### GIVEN REQUEST
Keep every line where the word "превышающей" appears; drop the rest.

### THE INPUT
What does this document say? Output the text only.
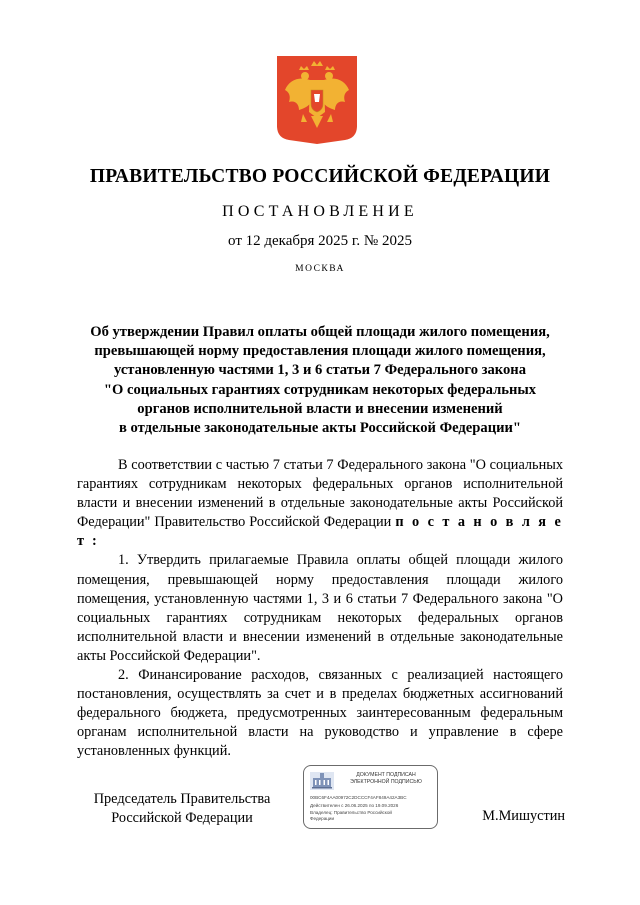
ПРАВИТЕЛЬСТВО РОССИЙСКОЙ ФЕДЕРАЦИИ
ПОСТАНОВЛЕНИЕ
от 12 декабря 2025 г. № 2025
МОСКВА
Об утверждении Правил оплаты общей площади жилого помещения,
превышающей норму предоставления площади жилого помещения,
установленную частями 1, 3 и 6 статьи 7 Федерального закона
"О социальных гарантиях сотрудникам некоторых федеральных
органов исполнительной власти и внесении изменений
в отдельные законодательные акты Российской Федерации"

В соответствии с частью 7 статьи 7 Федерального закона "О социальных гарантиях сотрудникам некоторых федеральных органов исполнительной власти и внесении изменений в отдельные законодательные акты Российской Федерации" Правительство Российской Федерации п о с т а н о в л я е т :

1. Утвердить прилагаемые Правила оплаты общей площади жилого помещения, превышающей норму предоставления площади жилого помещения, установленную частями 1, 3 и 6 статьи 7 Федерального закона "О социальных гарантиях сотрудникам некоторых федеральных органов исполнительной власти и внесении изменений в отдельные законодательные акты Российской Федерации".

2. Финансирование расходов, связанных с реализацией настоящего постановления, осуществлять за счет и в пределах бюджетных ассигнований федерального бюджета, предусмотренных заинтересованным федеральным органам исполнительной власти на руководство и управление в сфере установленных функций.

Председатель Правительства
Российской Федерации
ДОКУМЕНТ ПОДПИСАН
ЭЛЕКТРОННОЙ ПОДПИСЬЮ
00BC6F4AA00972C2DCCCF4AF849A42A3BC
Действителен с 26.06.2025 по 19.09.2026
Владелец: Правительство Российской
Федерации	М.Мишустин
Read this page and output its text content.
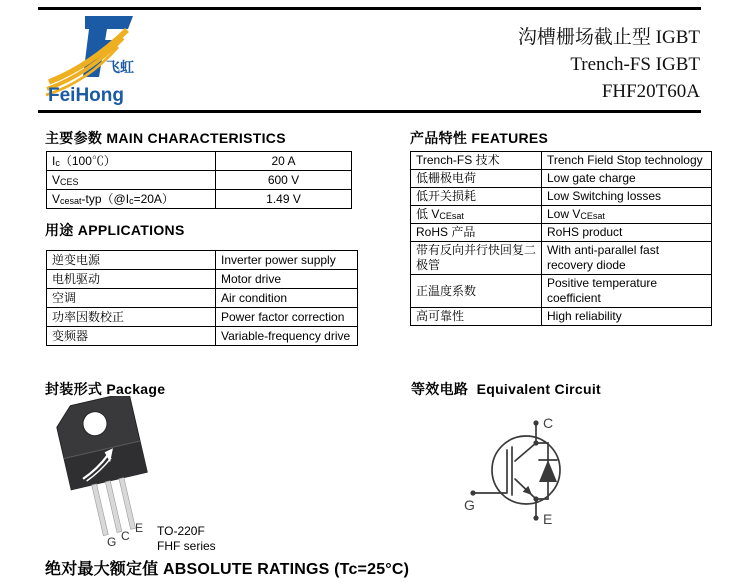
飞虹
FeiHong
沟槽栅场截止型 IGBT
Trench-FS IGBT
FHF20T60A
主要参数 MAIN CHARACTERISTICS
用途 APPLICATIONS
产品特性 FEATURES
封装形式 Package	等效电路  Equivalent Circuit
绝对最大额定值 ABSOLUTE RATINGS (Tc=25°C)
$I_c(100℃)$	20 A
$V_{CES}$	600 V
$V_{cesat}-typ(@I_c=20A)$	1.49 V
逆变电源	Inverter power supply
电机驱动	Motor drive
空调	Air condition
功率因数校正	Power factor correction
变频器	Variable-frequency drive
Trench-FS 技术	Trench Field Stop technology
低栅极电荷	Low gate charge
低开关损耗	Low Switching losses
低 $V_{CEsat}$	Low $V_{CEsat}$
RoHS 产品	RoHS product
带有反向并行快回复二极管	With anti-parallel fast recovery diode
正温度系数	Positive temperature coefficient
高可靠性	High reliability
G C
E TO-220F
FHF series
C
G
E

### RESULT OF THE TASK
превышающей норму предоставления площади жилого помещения,
1. Утвердить прилагаемые Правила оплаты общей площади жилого помещения, превышающей норму предоставления площади жилого помещения, установленную частями 1, 3 и 6 статьи 7 Федерального закона "О социальных гарантиях сотрудникам некоторых федеральных органов исполнительной власти и внесении изменений в отдельные законодательные акты Российской Федерации".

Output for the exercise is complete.